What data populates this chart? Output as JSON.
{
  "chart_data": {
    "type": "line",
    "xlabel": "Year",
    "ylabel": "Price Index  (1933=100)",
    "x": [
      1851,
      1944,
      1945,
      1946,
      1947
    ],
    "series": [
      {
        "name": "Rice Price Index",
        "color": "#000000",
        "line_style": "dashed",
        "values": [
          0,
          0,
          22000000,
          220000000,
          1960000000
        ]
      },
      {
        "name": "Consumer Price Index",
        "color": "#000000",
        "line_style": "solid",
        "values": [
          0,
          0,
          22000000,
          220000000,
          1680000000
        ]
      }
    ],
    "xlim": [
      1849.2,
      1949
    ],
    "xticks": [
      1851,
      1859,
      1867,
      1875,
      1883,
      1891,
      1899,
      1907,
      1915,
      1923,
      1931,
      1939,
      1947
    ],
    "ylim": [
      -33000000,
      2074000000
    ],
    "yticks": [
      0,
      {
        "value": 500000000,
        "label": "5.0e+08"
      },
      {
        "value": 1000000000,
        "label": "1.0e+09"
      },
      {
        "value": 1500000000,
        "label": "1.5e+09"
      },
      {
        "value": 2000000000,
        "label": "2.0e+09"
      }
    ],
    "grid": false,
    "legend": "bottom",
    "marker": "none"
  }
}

● ● ● ● ●

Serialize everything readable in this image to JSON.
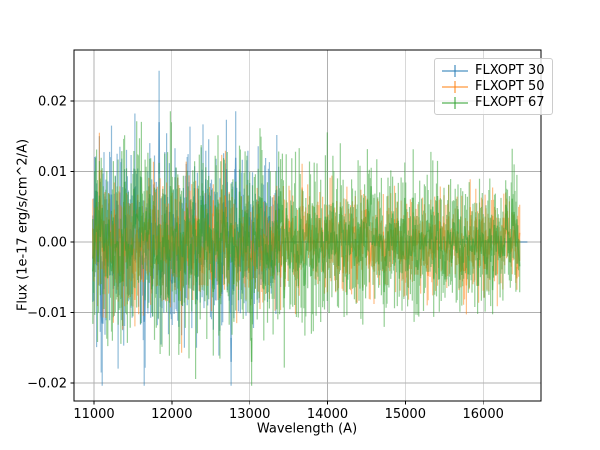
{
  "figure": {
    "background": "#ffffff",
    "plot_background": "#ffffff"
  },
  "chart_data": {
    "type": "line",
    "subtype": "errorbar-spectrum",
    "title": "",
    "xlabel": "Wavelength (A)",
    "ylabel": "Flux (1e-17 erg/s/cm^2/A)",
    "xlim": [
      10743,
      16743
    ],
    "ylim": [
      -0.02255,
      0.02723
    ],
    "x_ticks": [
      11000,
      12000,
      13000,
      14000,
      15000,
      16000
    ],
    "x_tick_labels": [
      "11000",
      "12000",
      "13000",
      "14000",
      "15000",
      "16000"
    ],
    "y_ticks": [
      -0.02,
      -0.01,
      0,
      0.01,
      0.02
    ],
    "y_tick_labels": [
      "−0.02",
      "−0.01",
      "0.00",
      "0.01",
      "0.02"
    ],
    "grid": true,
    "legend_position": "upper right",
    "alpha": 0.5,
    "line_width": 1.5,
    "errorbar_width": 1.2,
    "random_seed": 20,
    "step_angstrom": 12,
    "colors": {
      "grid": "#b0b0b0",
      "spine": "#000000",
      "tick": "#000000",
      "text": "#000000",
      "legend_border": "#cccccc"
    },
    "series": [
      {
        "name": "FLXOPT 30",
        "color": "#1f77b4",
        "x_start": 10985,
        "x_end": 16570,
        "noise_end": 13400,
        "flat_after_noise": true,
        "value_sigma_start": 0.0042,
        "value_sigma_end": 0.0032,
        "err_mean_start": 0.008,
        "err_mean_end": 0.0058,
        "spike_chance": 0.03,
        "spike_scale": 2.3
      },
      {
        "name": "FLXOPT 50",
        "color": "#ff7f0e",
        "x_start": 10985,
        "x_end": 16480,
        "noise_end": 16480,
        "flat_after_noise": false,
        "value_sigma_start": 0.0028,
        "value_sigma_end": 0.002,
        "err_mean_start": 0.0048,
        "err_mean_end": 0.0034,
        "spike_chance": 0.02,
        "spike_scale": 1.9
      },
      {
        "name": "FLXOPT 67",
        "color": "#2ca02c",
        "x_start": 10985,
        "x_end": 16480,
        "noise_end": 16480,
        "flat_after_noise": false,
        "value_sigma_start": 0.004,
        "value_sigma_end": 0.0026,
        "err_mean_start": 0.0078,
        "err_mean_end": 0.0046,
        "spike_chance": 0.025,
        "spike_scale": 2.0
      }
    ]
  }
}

● ● ● ● ●

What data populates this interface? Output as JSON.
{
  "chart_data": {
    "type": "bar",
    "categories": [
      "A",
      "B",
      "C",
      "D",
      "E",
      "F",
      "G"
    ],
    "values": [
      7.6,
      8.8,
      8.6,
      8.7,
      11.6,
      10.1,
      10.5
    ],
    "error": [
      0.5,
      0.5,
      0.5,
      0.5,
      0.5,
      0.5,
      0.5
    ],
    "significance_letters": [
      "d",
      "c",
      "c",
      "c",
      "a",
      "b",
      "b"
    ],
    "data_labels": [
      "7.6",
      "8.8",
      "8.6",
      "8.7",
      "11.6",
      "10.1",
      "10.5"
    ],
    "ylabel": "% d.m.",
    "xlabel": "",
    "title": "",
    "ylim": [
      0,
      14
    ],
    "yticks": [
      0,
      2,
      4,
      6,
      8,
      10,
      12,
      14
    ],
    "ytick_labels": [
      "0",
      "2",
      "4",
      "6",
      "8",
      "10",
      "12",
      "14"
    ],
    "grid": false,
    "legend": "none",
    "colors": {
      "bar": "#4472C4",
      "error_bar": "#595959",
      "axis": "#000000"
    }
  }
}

● ● ● ● ●

What is asked
Some lines of the data may hold the word "ffffff". Say how many do, with nothing else.

Result of this exercise
2